*Written exercise:*
Collect each line holding the string "GRUESO".

*Supplied information:*
****************************************
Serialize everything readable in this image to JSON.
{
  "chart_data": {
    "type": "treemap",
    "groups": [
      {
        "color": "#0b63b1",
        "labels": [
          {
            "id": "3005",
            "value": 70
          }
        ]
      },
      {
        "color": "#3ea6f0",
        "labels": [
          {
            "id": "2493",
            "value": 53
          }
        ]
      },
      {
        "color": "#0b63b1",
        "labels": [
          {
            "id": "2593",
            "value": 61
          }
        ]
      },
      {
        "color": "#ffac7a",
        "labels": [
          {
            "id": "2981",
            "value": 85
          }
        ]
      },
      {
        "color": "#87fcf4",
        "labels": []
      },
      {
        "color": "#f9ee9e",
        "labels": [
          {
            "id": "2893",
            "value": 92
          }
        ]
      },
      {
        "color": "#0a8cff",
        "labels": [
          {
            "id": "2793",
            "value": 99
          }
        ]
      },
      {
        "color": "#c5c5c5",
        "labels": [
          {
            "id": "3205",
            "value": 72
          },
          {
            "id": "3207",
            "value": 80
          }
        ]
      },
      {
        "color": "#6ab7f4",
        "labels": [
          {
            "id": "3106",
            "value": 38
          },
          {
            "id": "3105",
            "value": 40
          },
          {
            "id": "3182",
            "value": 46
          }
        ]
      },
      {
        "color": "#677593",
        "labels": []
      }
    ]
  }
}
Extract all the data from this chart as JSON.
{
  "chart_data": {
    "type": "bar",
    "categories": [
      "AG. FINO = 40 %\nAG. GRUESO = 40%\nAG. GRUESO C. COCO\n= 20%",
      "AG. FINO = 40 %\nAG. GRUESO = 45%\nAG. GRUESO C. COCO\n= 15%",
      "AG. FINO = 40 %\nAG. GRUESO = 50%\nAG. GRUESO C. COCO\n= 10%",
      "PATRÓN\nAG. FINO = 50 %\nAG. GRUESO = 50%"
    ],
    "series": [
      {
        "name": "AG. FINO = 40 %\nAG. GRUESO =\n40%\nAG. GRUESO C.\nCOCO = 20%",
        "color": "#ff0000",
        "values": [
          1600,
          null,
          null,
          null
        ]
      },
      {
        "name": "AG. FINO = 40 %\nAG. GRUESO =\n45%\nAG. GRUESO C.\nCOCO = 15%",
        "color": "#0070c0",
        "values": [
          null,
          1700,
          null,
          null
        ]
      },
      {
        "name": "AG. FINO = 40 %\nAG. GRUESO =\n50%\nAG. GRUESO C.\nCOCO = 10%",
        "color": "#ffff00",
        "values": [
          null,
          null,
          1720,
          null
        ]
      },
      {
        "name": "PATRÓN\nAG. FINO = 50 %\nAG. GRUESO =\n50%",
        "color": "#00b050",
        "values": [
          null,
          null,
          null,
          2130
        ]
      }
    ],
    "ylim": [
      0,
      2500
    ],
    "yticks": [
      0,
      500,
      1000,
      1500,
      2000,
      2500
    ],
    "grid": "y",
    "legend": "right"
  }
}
****************************************
*The solution:*
      "AG. FINO = 40 %\nAG. GRUESO = 40%\nAG. GRUESO C. COCO\n= 20%",
      "AG. FINO = 40 %\nAG. GRUESO = 45%\nAG. GRUESO C. COCO\n= 15%",
      "AG. FINO = 40 %\nAG. GRUESO = 50%\nAG. GRUESO C. COCO\n= 10%",
      "PATRÓN\nAG. FINO = 50 %\nAG. GRUESO = 50%"
        "name": "AG. FINO = 40 %\nAG. GRUESO =\n40%\nAG. GRUESO C.\nCOCO = 20%",
        "name": "AG. FINO = 40 %\nAG. GRUESO =\n45%\nAG. GRUESO C.\nCOCO = 15%",
        "name": "AG. FINO = 40 %\nAG. GRUESO =\n50%\nAG. GRUESO C.\nCOCO = 10%",
        "name": "PATRÓN\nAG. FINO = 50 %\nAG. GRUESO =\n50%",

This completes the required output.